╭──

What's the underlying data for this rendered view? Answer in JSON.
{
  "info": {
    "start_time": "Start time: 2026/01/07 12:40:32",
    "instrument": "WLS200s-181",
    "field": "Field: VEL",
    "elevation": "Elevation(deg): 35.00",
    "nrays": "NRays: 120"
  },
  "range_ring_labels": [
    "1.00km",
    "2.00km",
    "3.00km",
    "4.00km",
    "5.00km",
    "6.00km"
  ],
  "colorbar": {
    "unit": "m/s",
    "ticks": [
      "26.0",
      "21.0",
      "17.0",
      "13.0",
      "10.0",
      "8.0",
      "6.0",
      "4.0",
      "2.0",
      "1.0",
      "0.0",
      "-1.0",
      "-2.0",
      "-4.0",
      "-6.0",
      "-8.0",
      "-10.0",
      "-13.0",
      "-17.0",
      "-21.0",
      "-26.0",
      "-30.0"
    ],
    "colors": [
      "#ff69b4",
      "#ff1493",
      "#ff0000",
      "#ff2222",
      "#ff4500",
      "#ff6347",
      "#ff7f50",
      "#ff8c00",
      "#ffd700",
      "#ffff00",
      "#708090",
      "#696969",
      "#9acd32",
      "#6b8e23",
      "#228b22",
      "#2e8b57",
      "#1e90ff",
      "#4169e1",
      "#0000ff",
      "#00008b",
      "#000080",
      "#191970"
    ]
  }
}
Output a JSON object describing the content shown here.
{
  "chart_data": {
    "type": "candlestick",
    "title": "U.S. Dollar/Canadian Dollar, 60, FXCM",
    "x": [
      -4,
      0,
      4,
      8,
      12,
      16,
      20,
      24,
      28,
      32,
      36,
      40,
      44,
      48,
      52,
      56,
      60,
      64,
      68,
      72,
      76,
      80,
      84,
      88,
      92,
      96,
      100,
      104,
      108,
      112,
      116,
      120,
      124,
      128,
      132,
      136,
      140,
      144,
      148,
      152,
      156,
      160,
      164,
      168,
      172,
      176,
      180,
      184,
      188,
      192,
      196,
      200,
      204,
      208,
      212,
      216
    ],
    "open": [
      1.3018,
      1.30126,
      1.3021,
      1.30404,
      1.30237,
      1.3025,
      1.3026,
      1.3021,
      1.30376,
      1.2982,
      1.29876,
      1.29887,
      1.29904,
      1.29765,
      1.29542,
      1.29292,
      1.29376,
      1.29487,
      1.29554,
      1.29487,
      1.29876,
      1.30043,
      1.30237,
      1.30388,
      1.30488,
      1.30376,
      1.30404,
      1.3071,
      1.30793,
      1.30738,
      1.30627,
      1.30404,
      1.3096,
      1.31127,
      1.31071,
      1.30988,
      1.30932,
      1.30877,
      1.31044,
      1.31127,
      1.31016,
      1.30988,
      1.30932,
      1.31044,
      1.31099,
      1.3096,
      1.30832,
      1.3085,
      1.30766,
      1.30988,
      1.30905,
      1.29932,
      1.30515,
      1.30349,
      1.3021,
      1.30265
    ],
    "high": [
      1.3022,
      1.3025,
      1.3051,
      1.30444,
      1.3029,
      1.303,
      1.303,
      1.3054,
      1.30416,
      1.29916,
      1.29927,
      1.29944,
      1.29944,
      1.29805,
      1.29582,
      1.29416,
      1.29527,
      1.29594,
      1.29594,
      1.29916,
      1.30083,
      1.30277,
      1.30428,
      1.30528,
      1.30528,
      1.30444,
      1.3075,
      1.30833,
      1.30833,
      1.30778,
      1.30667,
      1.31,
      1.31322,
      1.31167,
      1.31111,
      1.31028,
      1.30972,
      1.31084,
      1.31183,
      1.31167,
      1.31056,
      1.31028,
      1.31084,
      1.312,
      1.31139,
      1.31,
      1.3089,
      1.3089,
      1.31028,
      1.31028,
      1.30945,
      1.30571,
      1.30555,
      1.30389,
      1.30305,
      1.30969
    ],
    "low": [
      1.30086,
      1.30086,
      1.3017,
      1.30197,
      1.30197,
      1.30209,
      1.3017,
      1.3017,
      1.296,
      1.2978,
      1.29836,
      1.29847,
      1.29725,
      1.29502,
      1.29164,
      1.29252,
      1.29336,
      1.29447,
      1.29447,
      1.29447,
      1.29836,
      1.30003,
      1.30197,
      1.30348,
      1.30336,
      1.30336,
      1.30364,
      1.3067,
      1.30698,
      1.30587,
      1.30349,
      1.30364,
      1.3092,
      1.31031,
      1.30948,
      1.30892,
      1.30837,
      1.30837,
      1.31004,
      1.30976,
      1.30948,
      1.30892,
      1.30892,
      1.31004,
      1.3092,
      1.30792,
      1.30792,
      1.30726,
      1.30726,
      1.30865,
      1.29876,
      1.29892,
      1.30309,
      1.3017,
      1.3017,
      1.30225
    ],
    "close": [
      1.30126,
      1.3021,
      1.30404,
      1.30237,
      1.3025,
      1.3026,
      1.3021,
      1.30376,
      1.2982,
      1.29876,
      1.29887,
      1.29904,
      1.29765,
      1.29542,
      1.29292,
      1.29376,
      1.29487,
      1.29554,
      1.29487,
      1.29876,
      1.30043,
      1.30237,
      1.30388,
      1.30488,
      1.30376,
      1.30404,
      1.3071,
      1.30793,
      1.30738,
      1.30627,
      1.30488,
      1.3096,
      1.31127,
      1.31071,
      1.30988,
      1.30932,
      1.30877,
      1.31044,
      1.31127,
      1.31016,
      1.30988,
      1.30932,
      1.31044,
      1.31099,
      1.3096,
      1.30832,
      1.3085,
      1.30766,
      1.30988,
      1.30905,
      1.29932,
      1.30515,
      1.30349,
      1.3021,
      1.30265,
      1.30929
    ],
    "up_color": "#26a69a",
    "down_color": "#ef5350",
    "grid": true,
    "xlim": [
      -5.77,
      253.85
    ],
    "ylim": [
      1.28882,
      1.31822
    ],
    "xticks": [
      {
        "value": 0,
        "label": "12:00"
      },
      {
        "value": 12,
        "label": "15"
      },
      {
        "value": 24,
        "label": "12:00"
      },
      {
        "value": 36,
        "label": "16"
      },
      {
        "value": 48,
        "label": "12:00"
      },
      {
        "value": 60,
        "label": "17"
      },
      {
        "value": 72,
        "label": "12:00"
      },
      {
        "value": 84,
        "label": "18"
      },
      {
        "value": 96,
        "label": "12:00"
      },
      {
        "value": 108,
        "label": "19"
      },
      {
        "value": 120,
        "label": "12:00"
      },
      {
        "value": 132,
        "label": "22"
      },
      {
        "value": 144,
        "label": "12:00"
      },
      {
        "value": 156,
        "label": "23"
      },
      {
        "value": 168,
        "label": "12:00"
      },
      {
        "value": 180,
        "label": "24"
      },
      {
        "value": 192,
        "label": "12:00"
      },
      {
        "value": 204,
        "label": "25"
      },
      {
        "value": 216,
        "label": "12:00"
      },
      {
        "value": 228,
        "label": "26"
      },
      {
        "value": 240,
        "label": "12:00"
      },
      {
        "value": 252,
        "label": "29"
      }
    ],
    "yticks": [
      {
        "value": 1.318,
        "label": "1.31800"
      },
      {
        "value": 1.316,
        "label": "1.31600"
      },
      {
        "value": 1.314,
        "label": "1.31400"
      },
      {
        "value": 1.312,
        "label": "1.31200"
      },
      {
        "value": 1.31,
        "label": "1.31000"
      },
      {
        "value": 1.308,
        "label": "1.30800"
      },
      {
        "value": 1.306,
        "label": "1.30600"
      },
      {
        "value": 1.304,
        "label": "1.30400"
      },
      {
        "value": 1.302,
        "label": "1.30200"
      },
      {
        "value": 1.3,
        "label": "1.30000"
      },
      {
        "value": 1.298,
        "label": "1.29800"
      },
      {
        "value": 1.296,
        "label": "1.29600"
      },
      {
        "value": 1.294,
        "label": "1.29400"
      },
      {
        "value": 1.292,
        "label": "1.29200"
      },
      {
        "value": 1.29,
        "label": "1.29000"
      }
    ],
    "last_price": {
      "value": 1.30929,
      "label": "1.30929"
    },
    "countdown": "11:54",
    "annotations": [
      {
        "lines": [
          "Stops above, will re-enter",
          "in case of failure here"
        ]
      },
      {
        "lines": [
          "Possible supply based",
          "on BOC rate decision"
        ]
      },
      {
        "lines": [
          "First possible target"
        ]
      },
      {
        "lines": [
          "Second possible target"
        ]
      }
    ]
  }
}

╰──

→ Task statement:
Which lines hold the word "JSON"? Copy all of them.

→ Answer to this task:
What's the underlying data for this rendered view? Answer in JSON.
Output a JSON object describing the content shown here.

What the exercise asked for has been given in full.